# Set problem:
Each record must be reproduced exactly as it is shown.

# Materials provided:
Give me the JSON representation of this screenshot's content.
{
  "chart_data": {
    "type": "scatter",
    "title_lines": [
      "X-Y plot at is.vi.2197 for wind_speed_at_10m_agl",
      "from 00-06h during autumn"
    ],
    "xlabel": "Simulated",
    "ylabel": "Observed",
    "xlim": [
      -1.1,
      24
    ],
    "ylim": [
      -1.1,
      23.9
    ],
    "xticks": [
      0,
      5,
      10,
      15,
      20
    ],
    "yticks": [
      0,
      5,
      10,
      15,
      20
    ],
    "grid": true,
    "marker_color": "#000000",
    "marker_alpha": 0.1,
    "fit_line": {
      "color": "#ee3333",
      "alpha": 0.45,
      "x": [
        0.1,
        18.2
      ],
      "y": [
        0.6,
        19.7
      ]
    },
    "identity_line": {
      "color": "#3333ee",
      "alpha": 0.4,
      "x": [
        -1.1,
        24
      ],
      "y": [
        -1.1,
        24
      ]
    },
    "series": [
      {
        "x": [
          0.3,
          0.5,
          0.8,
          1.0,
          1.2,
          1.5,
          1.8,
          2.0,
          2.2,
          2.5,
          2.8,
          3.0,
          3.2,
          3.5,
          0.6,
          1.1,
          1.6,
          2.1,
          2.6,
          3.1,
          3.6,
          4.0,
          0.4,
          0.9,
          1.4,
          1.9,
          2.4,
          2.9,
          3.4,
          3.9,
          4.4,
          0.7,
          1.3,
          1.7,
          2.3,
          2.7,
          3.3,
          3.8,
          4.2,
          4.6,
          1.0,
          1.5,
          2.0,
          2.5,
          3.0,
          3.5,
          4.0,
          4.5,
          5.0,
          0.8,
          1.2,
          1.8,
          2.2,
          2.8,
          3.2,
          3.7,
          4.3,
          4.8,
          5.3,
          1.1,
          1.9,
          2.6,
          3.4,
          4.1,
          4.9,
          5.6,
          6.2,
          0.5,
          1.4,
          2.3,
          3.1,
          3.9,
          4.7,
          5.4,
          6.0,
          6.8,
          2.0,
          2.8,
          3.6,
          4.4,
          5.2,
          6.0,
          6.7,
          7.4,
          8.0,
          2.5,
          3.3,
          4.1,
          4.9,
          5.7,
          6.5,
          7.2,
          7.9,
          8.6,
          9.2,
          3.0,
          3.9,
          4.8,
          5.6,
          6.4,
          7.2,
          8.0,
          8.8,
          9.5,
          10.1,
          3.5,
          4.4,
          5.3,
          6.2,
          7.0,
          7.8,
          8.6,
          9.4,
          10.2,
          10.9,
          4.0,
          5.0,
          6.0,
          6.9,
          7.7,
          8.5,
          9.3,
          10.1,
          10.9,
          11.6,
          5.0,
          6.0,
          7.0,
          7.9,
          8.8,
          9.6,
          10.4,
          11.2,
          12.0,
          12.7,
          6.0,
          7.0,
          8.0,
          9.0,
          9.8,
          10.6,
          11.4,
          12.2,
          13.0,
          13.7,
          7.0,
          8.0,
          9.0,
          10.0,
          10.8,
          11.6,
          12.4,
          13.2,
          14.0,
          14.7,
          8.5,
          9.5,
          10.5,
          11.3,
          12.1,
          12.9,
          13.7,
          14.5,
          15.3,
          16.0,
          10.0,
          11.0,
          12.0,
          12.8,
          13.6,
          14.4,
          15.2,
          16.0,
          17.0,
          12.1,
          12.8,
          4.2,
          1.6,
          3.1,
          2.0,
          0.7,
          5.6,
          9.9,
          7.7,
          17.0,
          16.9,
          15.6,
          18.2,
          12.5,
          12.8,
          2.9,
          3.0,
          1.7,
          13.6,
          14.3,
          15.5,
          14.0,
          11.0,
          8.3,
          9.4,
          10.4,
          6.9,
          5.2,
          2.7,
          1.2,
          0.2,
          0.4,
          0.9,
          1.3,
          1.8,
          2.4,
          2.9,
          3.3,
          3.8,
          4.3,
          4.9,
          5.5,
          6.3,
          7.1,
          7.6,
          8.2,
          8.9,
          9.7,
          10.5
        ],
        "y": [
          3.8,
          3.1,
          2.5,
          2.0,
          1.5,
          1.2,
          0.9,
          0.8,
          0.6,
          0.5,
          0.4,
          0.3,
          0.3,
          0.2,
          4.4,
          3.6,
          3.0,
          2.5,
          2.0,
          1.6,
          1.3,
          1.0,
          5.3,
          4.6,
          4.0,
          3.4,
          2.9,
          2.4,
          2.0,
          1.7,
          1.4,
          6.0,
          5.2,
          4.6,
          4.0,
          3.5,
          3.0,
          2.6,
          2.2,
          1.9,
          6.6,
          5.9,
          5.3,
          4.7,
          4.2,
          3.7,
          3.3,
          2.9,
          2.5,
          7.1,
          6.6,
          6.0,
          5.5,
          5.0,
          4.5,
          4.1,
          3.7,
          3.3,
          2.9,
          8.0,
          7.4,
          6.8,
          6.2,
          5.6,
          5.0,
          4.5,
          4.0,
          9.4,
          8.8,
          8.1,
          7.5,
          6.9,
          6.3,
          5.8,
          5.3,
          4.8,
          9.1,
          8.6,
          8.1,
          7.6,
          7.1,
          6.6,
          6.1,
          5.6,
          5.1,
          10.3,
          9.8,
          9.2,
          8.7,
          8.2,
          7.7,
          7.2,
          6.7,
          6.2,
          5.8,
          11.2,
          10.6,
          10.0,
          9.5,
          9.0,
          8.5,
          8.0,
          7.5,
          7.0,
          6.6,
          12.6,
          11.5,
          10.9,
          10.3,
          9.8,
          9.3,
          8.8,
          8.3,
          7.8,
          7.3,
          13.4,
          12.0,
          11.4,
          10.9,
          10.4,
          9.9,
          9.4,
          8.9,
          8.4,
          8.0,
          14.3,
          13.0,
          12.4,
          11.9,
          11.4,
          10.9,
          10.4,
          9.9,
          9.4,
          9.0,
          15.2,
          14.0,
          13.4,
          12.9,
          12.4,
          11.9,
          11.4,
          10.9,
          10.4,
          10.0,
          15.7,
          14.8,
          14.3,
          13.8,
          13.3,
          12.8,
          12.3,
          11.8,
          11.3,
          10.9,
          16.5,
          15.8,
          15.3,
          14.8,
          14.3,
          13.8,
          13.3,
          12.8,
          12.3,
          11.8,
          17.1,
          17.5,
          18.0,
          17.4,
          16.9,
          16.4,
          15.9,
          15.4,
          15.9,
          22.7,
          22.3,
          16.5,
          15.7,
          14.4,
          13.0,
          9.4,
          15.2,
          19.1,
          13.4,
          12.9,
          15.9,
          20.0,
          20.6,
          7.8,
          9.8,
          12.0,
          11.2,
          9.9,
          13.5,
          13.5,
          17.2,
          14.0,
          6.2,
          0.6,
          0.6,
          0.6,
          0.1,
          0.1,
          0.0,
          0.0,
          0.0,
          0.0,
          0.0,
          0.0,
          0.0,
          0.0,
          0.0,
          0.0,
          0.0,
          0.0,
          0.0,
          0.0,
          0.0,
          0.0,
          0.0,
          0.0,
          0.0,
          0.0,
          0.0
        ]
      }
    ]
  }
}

# Answer:
Give me the JSON representation of this screenshot's content.
{
  "chart_data": {
    "type": "scatter",
    "title_lines": [
      "X-Y plot at is.vi.2197 for wind_speed_at_10m_agl",
      "from 00-06h during autumn"
    ],
    "xlabel": "Simulated",
    "ylabel": "Observed",
    "xlim": [
      -1.1,
      24
    ],
    "ylim": [
      -1.1,
      23.9
    ],
    "xticks": [
      0,
      5,
      10,
      15,
      20
    ],
    "yticks": [
      0,
      5,
      10,
      15,
      20
    ],
    "grid": true,
    "marker_color": "#000000",
    "marker_alpha": 0.1,
    "fit_line": {
      "color": "#ee3333",
      "alpha": 0.45,
      "x": [
        0.1,
        18.2
      ],
      "y": [
        0.6,
        19.7
      ]
    },
    "identity_line": {
      "color": "#3333ee",
      "alpha": 0.4,
      "x": [
        -1.1,
        24
      ],
      "y": [
        -1.1,
        24
      ]
    },
    "series": [
      {
        "x": [
          0.3,
          0.5,
          0.8,
          1.0,
          1.2,
          1.5,
          1.8,
          2.0,
          2.2,
          2.5,
          2.8,
          3.0,
          3.2,
          3.5,
          0.6,
          1.1,
          1.6,
          2.1,
          2.6,
          3.1,
          3.6,
          4.0,
          0.4,
          0.9,
          1.4,
          1.9,
          2.4,
          2.9,
          3.4,
          3.9,
          4.4,
          0.7,
          1.3,
          1.7,
          2.3,
          2.7,
          3.3,
          3.8,
          4.2,
          4.6,
          1.0,
          1.5,
          2.0,
          2.5,
          3.0,
          3.5,
          4.0,
          4.5,
          5.0,
          0.8,
          1.2,
          1.8,
          2.2,
          2.8,
          3.2,
          3.7,
          4.3,
          4.8,
          5.3,
          1.1,
          1.9,
          2.6,
          3.4,
          4.1,
          4.9,
          5.6,
          6.2,
          0.5,
          1.4,
          2.3,
          3.1,
          3.9,
          4.7,
          5.4,
          6.0,
          6.8,
          2.0,
          2.8,
          3.6,
          4.4,
          5.2,
          6.0,
          6.7,
          7.4,
          8.0,
          2.5,
          3.3,
          4.1,
          4.9,
          5.7,
          6.5,
          7.2,
          7.9,
          8.6,
          9.2,
          3.0,
          3.9,
          4.8,
          5.6,
          6.4,
          7.2,
          8.0,
          8.8,
          9.5,
          10.1,
          3.5,
          4.4,
          5.3,
          6.2,
          7.0,
          7.8,
          8.6,
          9.4,
          10.2,
          10.9,
          4.0,
          5.0,
          6.0,
          6.9,
          7.7,
          8.5,
          9.3,
          10.1,
          10.9,
          11.6,
          5.0,
          6.0,
          7.0,
          7.9,
          8.8,
          9.6,
          10.4,
          11.2,
          12.0,
          12.7,
          6.0,
          7.0,
          8.0,
          9.0,
          9.8,
          10.6,
          11.4,
          12.2,
          13.0,
          13.7,
          7.0,
          8.0,
          9.0,
          10.0,
          10.8,
          11.6,
          12.4,
          13.2,
          14.0,
          14.7,
          8.5,
          9.5,
          10.5,
          11.3,
          12.1,
          12.9,
          13.7,
          14.5,
          15.3,
          16.0,
          10.0,
          11.0,
          12.0,
          12.8,
          13.6,
          14.4,
          15.2,
          16.0,
          17.0,
          12.1,
          12.8,
          4.2,
          1.6,
          3.1,
          2.0,
          0.7,
          5.6,
          9.9,
          7.7,
          17.0,
          16.9,
          15.6,
          18.2,
          12.5,
          12.8,
          2.9,
          3.0,
          1.7,
          13.6,
          14.3,
          15.5,
          14.0,
          11.0,
          8.3,
          9.4,
          10.4,
          6.9,
          5.2,
          2.7,
          1.2,
          0.2,
          0.4,
          0.9,
          1.3,
          1.8,
          2.4,
          2.9,
          3.3,
          3.8,
          4.3,
          4.9,
          5.5,
          6.3,
          7.1,
          7.6,
          8.2,
          8.9,
          9.7,
          10.5
        ],
        "y": [
          3.8,
          3.1,
          2.5,
          2.0,
          1.5,
          1.2,
          0.9,
          0.8,
          0.6,
          0.5,
          0.4,
          0.3,
          0.3,
          0.2,
          4.4,
          3.6,
          3.0,
          2.5,
          2.0,
          1.6,
          1.3,
          1.0,
          5.3,
          4.6,
          4.0,
          3.4,
          2.9,
          2.4,
          2.0,
          1.7,
          1.4,
          6.0,
          5.2,
          4.6,
          4.0,
          3.5,
          3.0,
          2.6,
          2.2,
          1.9,
          6.6,
          5.9,
          5.3,
          4.7,
          4.2,
          3.7,
          3.3,
          2.9,
          2.5,
          7.1,
          6.6,
          6.0,
          5.5,
          5.0,
          4.5,
          4.1,
          3.7,
          3.3,
          2.9,
          8.0,
          7.4,
          6.8,
          6.2,
          5.6,
          5.0,
          4.5,
          4.0,
          9.4,
          8.8,
          8.1,
          7.5,
          6.9,
          6.3,
          5.8,
          5.3,
          4.8,
          9.1,
          8.6,
          8.1,
          7.6,
          7.1,
          6.6,
          6.1,
          5.6,
          5.1,
          10.3,
          9.8,
          9.2,
          8.7,
          8.2,
          7.7,
          7.2,
          6.7,
          6.2,
          5.8,
          11.2,
          10.6,
          10.0,
          9.5,
          9.0,
          8.5,
          8.0,
          7.5,
          7.0,
          6.6,
          12.6,
          11.5,
          10.9,
          10.3,
          9.8,
          9.3,
          8.8,
          8.3,
          7.8,
          7.3,
          13.4,
          12.0,
          11.4,
          10.9,
          10.4,
          9.9,
          9.4,
          8.9,
          8.4,
          8.0,
          14.3,
          13.0,
          12.4,
          11.9,
          11.4,
          10.9,
          10.4,
          9.9,
          9.4,
          9.0,
          15.2,
          14.0,
          13.4,
          12.9,
          12.4,
          11.9,
          11.4,
          10.9,
          10.4,
          10.0,
          15.7,
          14.8,
          14.3,
          13.8,
          13.3,
          12.8,
          12.3,
          11.8,
          11.3,
          10.9,
          16.5,
          15.8,
          15.3,
          14.8,
          14.3,
          13.8,
          13.3,
          12.8,
          12.3,
          11.8,
          17.1,
          17.5,
          18.0,
          17.4,
          16.9,
          16.4,
          15.9,
          15.4,
          15.9,
          22.7,
          22.3,
          16.5,
          15.7,
          14.4,
          13.0,
          9.4,
          15.2,
          19.1,
          13.4,
          12.9,
          15.9,
          20.0,
          20.6,
          7.8,
          9.8,
          12.0,
          11.2,
          9.9,
          13.5,
          13.5,
          17.2,
          14.0,
          6.2,
          0.6,
          0.6,
          0.6,
          0.1,
          0.1,
          0.0,
          0.0,
          0.0,
          0.0,
          0.0,
          0.0,
          0.0,
          0.0,
          0.0,
          0.0,
          0.0,
          0.0,
          0.0,
          0.0,
          0.0,
          0.0,
          0.0,
          0.0,
          0.0,
          0.0,
          0.0
        ]
      }
    ]
  }
}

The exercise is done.